'''
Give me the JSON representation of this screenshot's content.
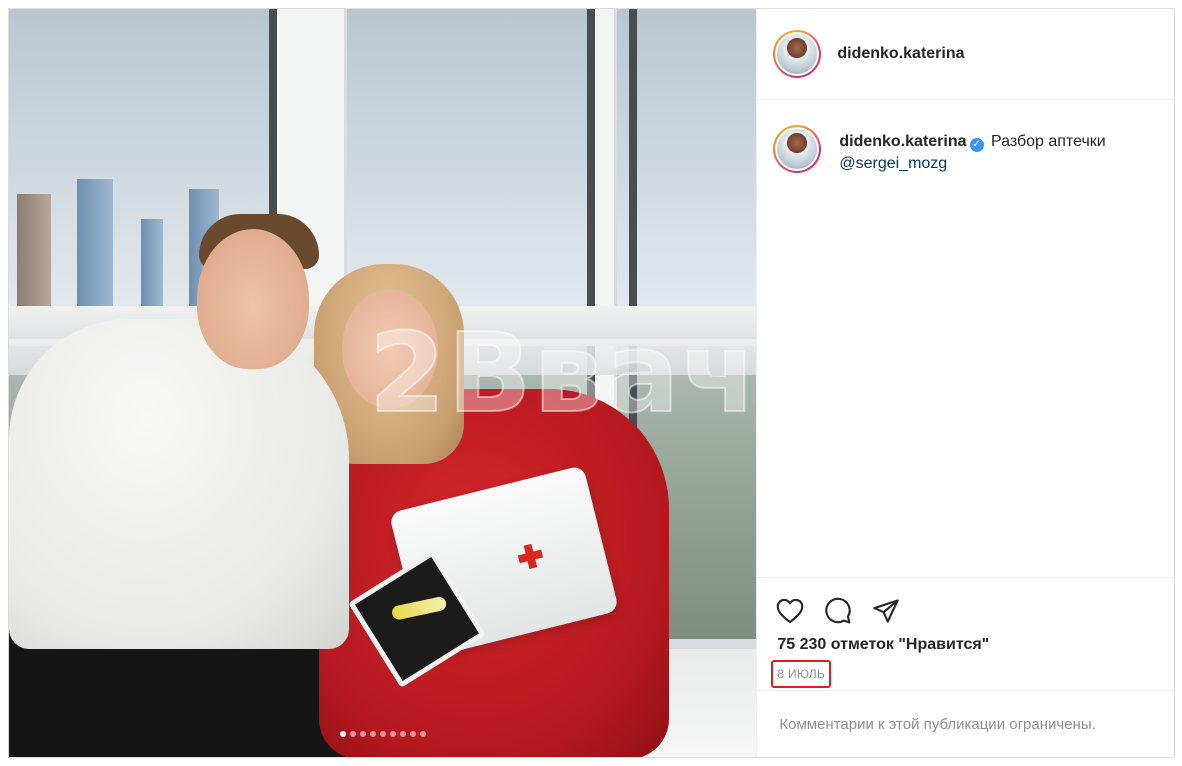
{
  "post": {
    "username": "didenko.katerina",
    "caption": {
      "username": "didenko.katerina",
      "verified_icon": "verified-badge-icon",
      "text": "Разбор аптечки",
      "mention": "@sergei_mozg"
    },
    "likes": "75 230 отметок \"Нравится\"",
    "date": "8 ИЮЛЬ",
    "comments_disabled": "Комментарии к этой публикации ограничены.",
    "carousel": {
      "total": 9,
      "active_index": 0
    },
    "watermark": "2Ввач",
    "colors": {
      "like_stroke": "#262626",
      "link": "#00376b",
      "highlight_box": "#e01b1b",
      "verified": "#3897f0"
    }
  }
}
'''
• [To do] Every record above should be written out again exactly; the pictures stay out of the copy.

• [Output below]
Give me the JSON representation of this screenshot's content.
{
  "post": {
    "username": "didenko.katerina",
    "caption": {
      "username": "didenko.katerina",
      "verified_icon": "verified-badge-icon",
      "text": "Разбор аптечки",
      "mention": "@sergei_mozg"
    },
    "likes": "75 230 отметок \"Нравится\"",
    "date": "8 ИЮЛЬ",
    "comments_disabled": "Комментарии к этой публикации ограничены.",
    "carousel": {
      "total": 9,
      "active_index": 0
    },
    "watermark": "2Ввач",
    "colors": {
      "like_stroke": "#262626",
      "link": "#00376b",
      "highlight_box": "#e01b1b",
      "verified": "#3897f0"
    }
  }
}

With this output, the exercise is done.